== AIM ==
Beneath this task is a listing. State how many of its lines include the string "etiam", giving nothing but the number.

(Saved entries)

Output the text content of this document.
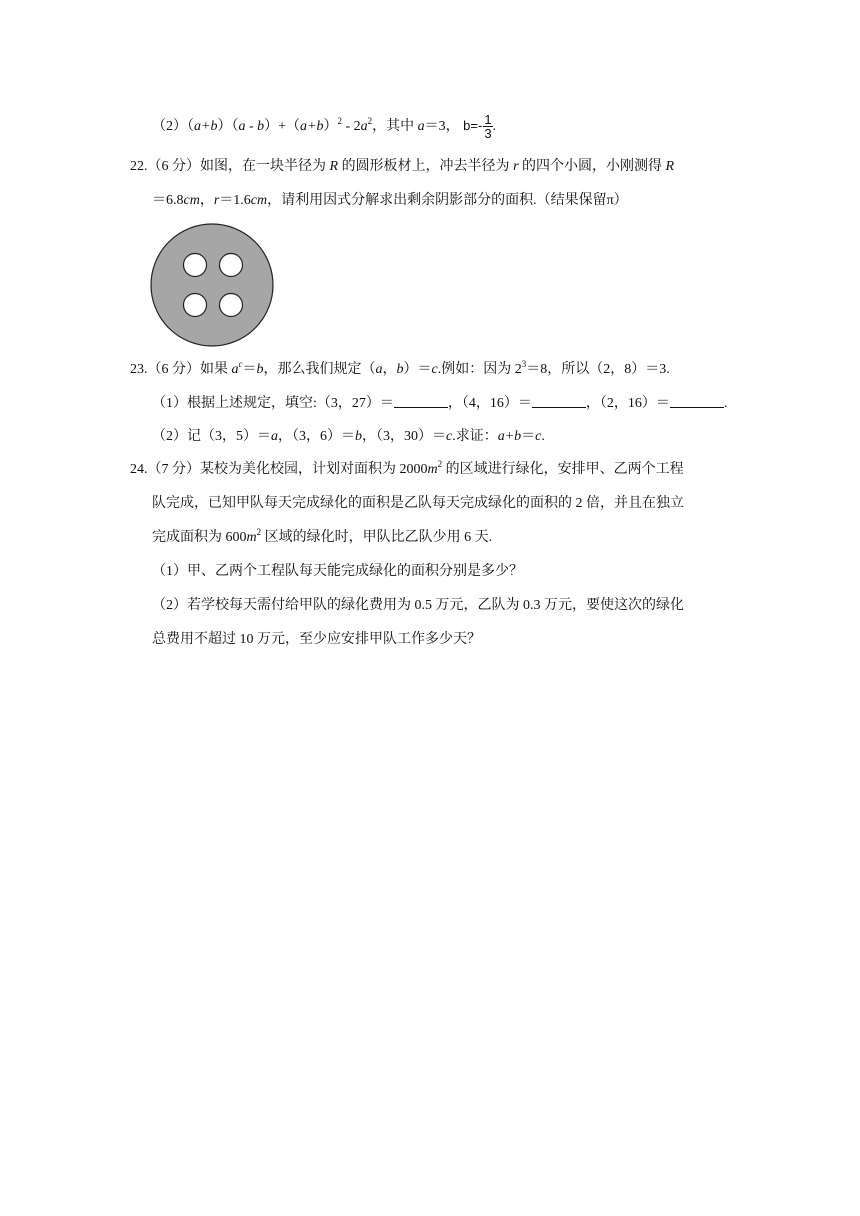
$(2)(a+b)(a - b)+(a+b)^2 - 2a^2$，其中 a＝3， $b=- \frac{1}{3}$ .
22.（6 分）如图，在一块半径为 R 的圆形板材上，冲去半径为 r 的四个小圆，小刚测得 R
＝6.8cm，r＝1.6cm，请利用因式分解求出剩余阴影部分的面积.（结果保留π）
23.（6 分）如果 $a^c=b$，那么我们规定（a，b）＝c.例如：因为 $2^3=8$，所以（2，8）＝3.
（1）根据上述规定，填空:（3，27）＝	，（4，16）＝	，（2，16）＝	.
（2）记（3，5）＝a，（3，6）＝b，（3，30）＝c.求证：a+b＝c.
24.（7 分）某校为美化校园，计划对面积为 $2000m^2$ 的区域进行绿化，安排甲、乙两个工程
队完成，已知甲队每天完成绿化的面积是乙队每天完成绿化的面积的 2 倍，并且在独立
完成面积为 $600m^2$ 区域的绿化时，甲队比乙队少用 6 天.
（1）甲、乙两个工程队每天能完成绿化的面积分别是多少？
（2）若学校每天需付给甲队的绿化费用为 0.5 万元，乙队为 0.3 万元，要使这次的绿化
总费用不超过 10 万元，至少应安排甲队工作多少天？
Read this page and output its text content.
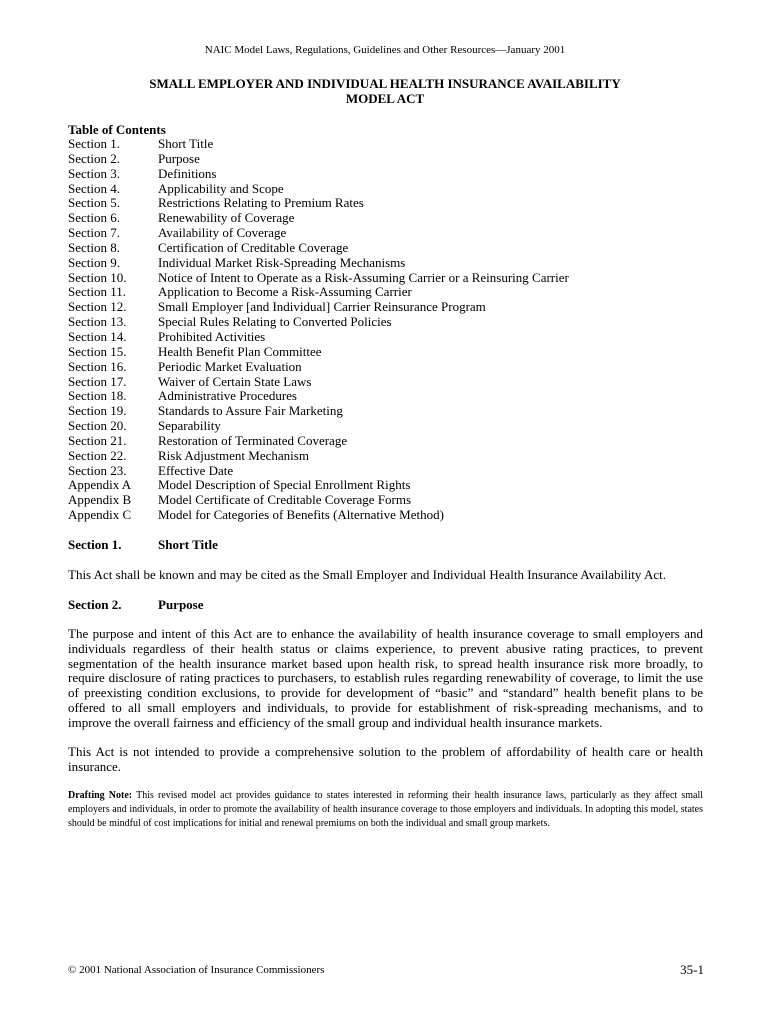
NAIC Model Laws, Regulations, Guidelines and Other Resources—January 2001
SMALL EMPLOYER AND INDIVIDUAL HEALTH INSURANCE AVAILABILITY
MODEL ACT
Table of Contents
Section 1.	Short Title
Section 2.	Purpose
Section 3.	Definitions
Section 4.	Applicability and Scope
Section 5.	Restrictions Relating to Premium Rates
Section 6.	Renewability of Coverage
Section 7.	Availability of Coverage
Section 8.	Certification of Creditable Coverage
Section 9.	Individual Market Risk-Spreading Mechanisms
Section 10.	Notice of Intent to Operate as a Risk-Assuming Carrier or a Reinsuring Carrier
Section 11.	Application to Become a Risk-Assuming Carrier
Section 12.	Small Employer [and Individual] Carrier Reinsurance Program
Section 13.	Special Rules Relating to Converted Policies
Section 14.	Prohibited Activities
Section 15.	Health Benefit Plan Committee
Section 16.	Periodic Market Evaluation
Section 17.	Waiver of Certain State Laws
Section 18.	Administrative Procedures
Section 19.	Standards to Assure Fair Marketing
Section 20.	Separability
Section 21.	Restoration of Terminated Coverage
Section 22.	Risk Adjustment Mechanism
Section 23.	Effective Date
Appendix A	Model Description of Special Enrollment Rights
Appendix B	Model Certificate of Creditable Coverage Forms
Appendix C	Model for Categories of Benefits (Alternative Method)
Section 1.	Short Title
This Act shall be known and may be cited as the Small Employer and Individual Health Insurance Availability Act.
Section 2.	Purpose
The purpose and intent of this Act are to enhance the availability of health insurance coverage to small employers and individuals regardless of their health status or claims experience, to prevent abusive rating practices, to prevent segmentation of the health insurance market based upon health risk, to spread health insurance risk more broadly, to require disclosure of rating practices to purchasers, to establish rules regarding renewability of coverage, to limit the use of preexisting condition exclusions, to provide for development of “basic” and “standard” health benefit plans to be offered to all small employers and individuals, to provide for establishment of risk-spreading mechanisms, and to improve the overall fairness and efficiency of the small group and individual health insurance markets.
This Act is not intended to provide a comprehensive solution to the problem of affordability of health care or health insurance.
Drafting Note: This revised model act provides guidance to states interested in reforming their health insurance laws, particularly as they affect small employers and individuals, in order to promote the availability of health insurance coverage to those employers and individuals. In adopting this model, states should be mindful of cost implications for initial and renewal premiums on both the individual and small group markets.
© 2001 National Association of Insurance Commissioners	35-1
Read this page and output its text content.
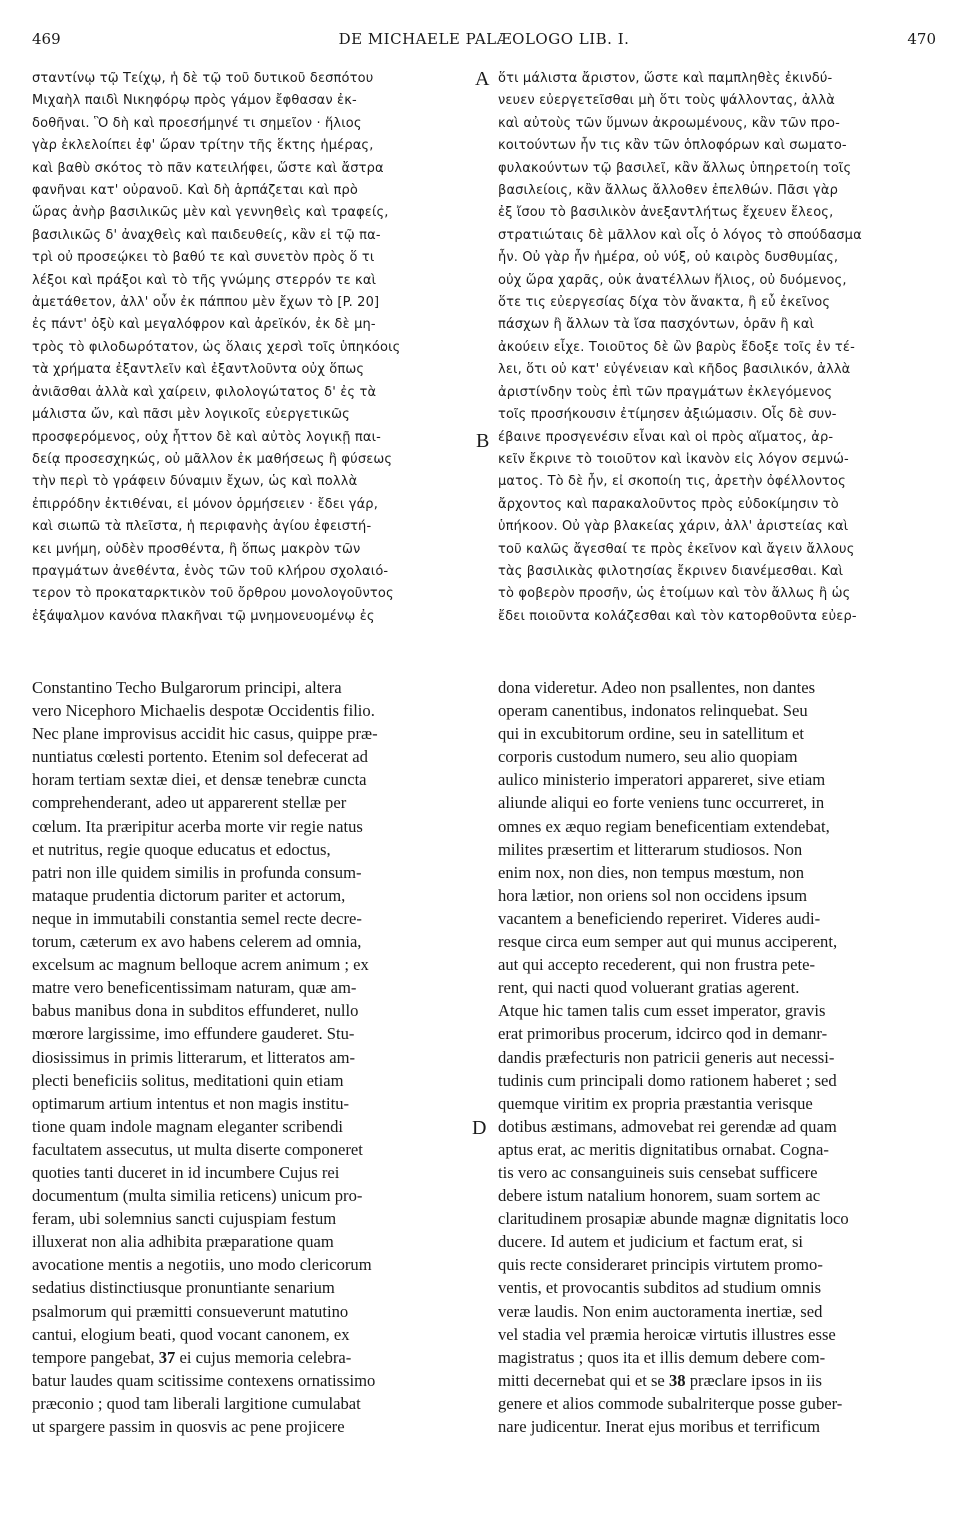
469	DE MICHAELE PALÆOLOGO LIB. I.	470
σταντίνῳ τῷ Τείχῳ, ἡ δὲ τῷ τοῦ δυτικοῦ δεσπότου
Μιχαὴλ παιδὶ Νικηφόρῳ πρὸς γάμον ἔφθασαν ἐκ-
δοθῆναι. Ὃ δὴ καὶ προεσήμηνέ τι σημεῖον · ἥλιος
γὰρ ἐκλελοίπει ἐφ' ὥραν τρίτην τῆς ἕκτης ἡμέρας,
καὶ βαθὺ σκότος τὸ πᾶν κατειλήφει, ὥστε καὶ ἄστρα
φανῆναι κατ' οὐρανοῦ. Καὶ δὴ ἁρπάζεται καὶ πρὸ
ὥρας ἀνὴρ βασιλικῶς μὲν καὶ γεννηθεὶς καὶ τραφείς,
βασιλικῶς δ' ἀναχθεὶς καὶ παιδευθείς, κἂν εἰ τῷ πα-
τρὶ οὐ προσεῴκει τὸ βαθύ τε καὶ συνετὸν πρὸς ὅ τι
λέξοι καὶ πράξοι καὶ τὸ τῆς γνώμης στερρόν τε καὶ
ἀμετάθετον, ἀλλ' οὖν ἐκ πάππου μὲν ἔχων τὸ [P. 20]
ἐς πάντ' ὀξὺ καὶ μεγαλόφρον καὶ ἀρεϊκόν, ἐκ δὲ μη-
τρὸς τὸ φιλοδωρότατον, ὡς ὅλαις χερσὶ τοῖς ὑπηκόοις
τὰ χρήματα ἐξαντλεῖν καὶ ἐξαντλοῦντα οὐχ ὅπως
ἀνιᾶσθαι ἀλλὰ καὶ χαίρειν, φιλολογώτατος δ' ἐς τὰ
μάλιστα ὤν, καὶ πᾶσι μὲν λογικοῖς εὐεργετικῶς
προσφερόμενος, οὐχ ἧττον δὲ καὶ αὐτὸς λογικῇ παι-
δείᾳ προσεσχηκώς, οὐ μᾶλλον ἐκ μαθήσεως ἢ φύσεως
τὴν περὶ τὸ γράφειν δύναμιν ἔχων, ὡς καὶ πολλὰ
ἐπιρρόδην ἐκτιθέναι, εἰ μόνον ὁρμήσειεν · ἔδει γάρ,
καὶ σιωπῶ τὰ πλεῖστα, ἡ περιφανὴς ἁγίου ἐφειστή-
κει μνήμη, οὐδὲν προσθέντα, ἢ ὅπως μακρὸν τῶν
πραγμάτων ἀνεθέντα, ἑνὸς τῶν τοῦ κλήρου σχολαιό-
τερον τὸ προκαταρκτικὸν τοῦ ὄρθρου μονολογοῦντος
ἐξάψαλμον κανόνα πλακῆναι τῷ μνημονευομένῳ ἐς
ὅτι μάλιστα ἄριστον, ὥστε καὶ παμπληθὲς ἐκινδύ-
νευεν εὐεργετεῖσθαι μὴ ὅτι τοὺς ψάλλοντας, ἀλλὰ
καὶ αὐτοὺς τῶν ὕμνων ἀκροωμένους, κἂν τῶν προ-
κοιτούντων ἦν τις κἂν τῶν ὁπλοφόρων καὶ σωματο-
φυλακούντων τῷ βασιλεῖ, κἂν ἄλλως ὑπηρετοίη τοῖς
βασιλείοις, κἂν ἄλλως ἄλλοθεν ἐπελθών. Πᾶσι γὰρ
ἐξ ἴσου τὸ βασιλικὸν ἀνεξαντλήτως ἔχευεν ἔλεος,
στρατιώταις δὲ μᾶλλον καὶ οἷς ὁ λόγος τὸ σπούδασμα
ἦν. Οὐ γὰρ ἦν ἡμέρα, οὐ νύξ, οὐ καιρὸς δυσθυμίας,
οὐχ ὥρα χαρᾶς, οὐκ ἀνατέλλων ἥλιος, οὐ δυόμενος,
ὅτε τις εὐεργεσίας δίχα τὸν ἄνακτα, ἢ εὖ ἐκεῖνος
πάσχων ἢ ἄλλων τὰ ἴσα πασχόντων, ὁρᾶν ἢ καὶ
ἀκούειν εἶχε. Τοιοῦτος δὲ ὢν βαρὺς ἔδοξε τοῖς ἐν τέ-
λει, ὅτι οὐ κατ' εὐγένειαν καὶ κῆδος βασιλικόν, ἀλλὰ
ἀριστίνδην τοὺς ἐπὶ τῶν πραγμάτων ἐκλεγόμενος
τοῖς προσήκουσιν ἐτίμησεν ἀξιώμασιν. Οἷς δὲ συν-
έβαινε προσγενέσιν εἶναι καὶ οἱ πρὸς αἵματος, ἀρ-
κεῖν ἔκρινε τὸ τοιοῦτον καὶ ἱκανὸν εἰς λόγον σεμνώ-
ματος. Τὸ δὲ ἦν, εἰ σκοποίη τις, ἀρετὴν ὀφέλλοντος
ἄρχοντος καὶ παρακαλοῦντος πρὸς εὐδοκίμησιν τὸ
ὑπήκοον. Οὐ γὰρ βλακείας χάριν, ἀλλ' ἀριστείας καὶ
τοῦ καλῶς ἄγεσθαί τε πρὸς ἐκεῖνον καὶ ἄγειν ἄλλους
τὰς βασιλικὰς φιλοτησίας ἔκρινεν διανέμεσθαι. Καὶ
τὸ φοβερὸν προσῆν, ὡς ἑτοίμων καὶ τὸν ἄλλως ἢ ὡς
ἔδει ποιοῦντα κολάζεσθαι καὶ τὸν κατορθοῦντα εὐερ-
Constantino Techo Bulgarorum principi, altera
vero Nicephoro Michaelis despotæ Occidentis filio.
Nec plane improvisus accidit hic casus, quippe præ-
nuntiatus cœlesti portento. Etenim sol defecerat ad
horam tertiam sextæ diei, et densæ tenebræ cuncta
comprehenderant, adeo ut apparerent stellæ per
cœlum. Ita præripitur acerba morte vir regie natus
et nutritus, regie quoque educatus et edoctus,
patri non ille quidem similis in profunda consum-
mataque prudentia dictorum pariter et actorum,
neque in immutabili constantia semel recte decre-
torum, cæterum ex avo habens celerem ad omnia,
excelsum ac magnum belloque acrem animum ; ex
matre vero beneficentissimam naturam, quæ am-
babus manibus dona in subditos effunderet, nullo
mœrore largissime, imo effundere gauderet. Stu-
diosissimus in primis litterarum, et litteratos am-
plecti beneficiis solitus, meditationi quin etiam
optimarum artium intentus et non magis institu-
tione quam indole magnam eleganter scribendi
facultatem assecutus, ut multa diserte componeret
quoties tanti duceret in id incumbere Cujus rei
documentum (multa similia reticens) unicum pro-
feram, ubi solemnius sancti cujuspiam festum
illuxerat non alia adhibita præparatione quam
avocatione mentis a negotiis, uno modo clericorum
sedatius distinctiusque pronuntiante senarium
psalmorum qui præmitti consueverunt matutino
cantui, elogium beati, quod vocant canonem, ex
tempore pangebat, 37 ei cujus memoria celebra-
batur laudes quam scitissime contexens ornatissimo
præconio ; quod tam liberali largitione cumulabat
ut spargere passim in quosvis ac pene projicere
dona videretur. Adeo non psallentes, non dantes
operam canentibus, indonatos relinquebat. Seu
qui in excubitorum ordine, seu in satellitum et
corporis custodum numero, seu alio quopiam
aulico ministerio imperatori appareret, sive etiam
aliunde aliqui eo forte veniens tunc occurreret, in
omnes ex æquo regiam beneficentiam extendebat,
milites præsertim et litterarum studiosos. Non
enim nox, non dies, non tempus mœstum, non
hora lætior, non oriens sol non occidens ipsum
vacantem a beneficiendo reperiret. Videres audi-
resque circa eum semper aut qui munus acciperent,
aut qui accepto recederent, qui non frustra pete-
rent, qui nacti quod voluerant gratias agerent.
Atque hic tamen talis cum esset imperator, gravis
erat primoribus procerum, idcirco qod in demanr-
dandis præfecturis non patricii generis aut necessi-
tudinis cum principali domo rationem haberet ; sed
quemque viritim ex propria præstantia verisque
dotibus æstimans, admovebat rei gerendæ ad quam
aptus erat, ac meritis dignitatibus ornabat. Cogna-
tis vero ac consanguineis suis censebat sufficere
debere istum natalium honorem, suam sortem ac
claritudinem prosapiæ abunde magnæ dignitatis loco
ducere. Id autem et judicium et factum erat, si
quis recte consideraret principis virtutem promo-
ventis, et provocantis subditos ad studium omnis
veræ laudis. Non enim auctoramenta inertiæ, sed
vel stadia vel præmia heroicæ virtutis illustres esse
magistratus ; quos ita et illis demum debere com-
mitti decernebat qui et se 38 præclare ipsos in iis
genere et alios commode subalriterque posse guber-
nare judicentur. Inerat ejus moribus et terrificum
A
B
D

== RESPONSE TO THIS EXERCISE ==
2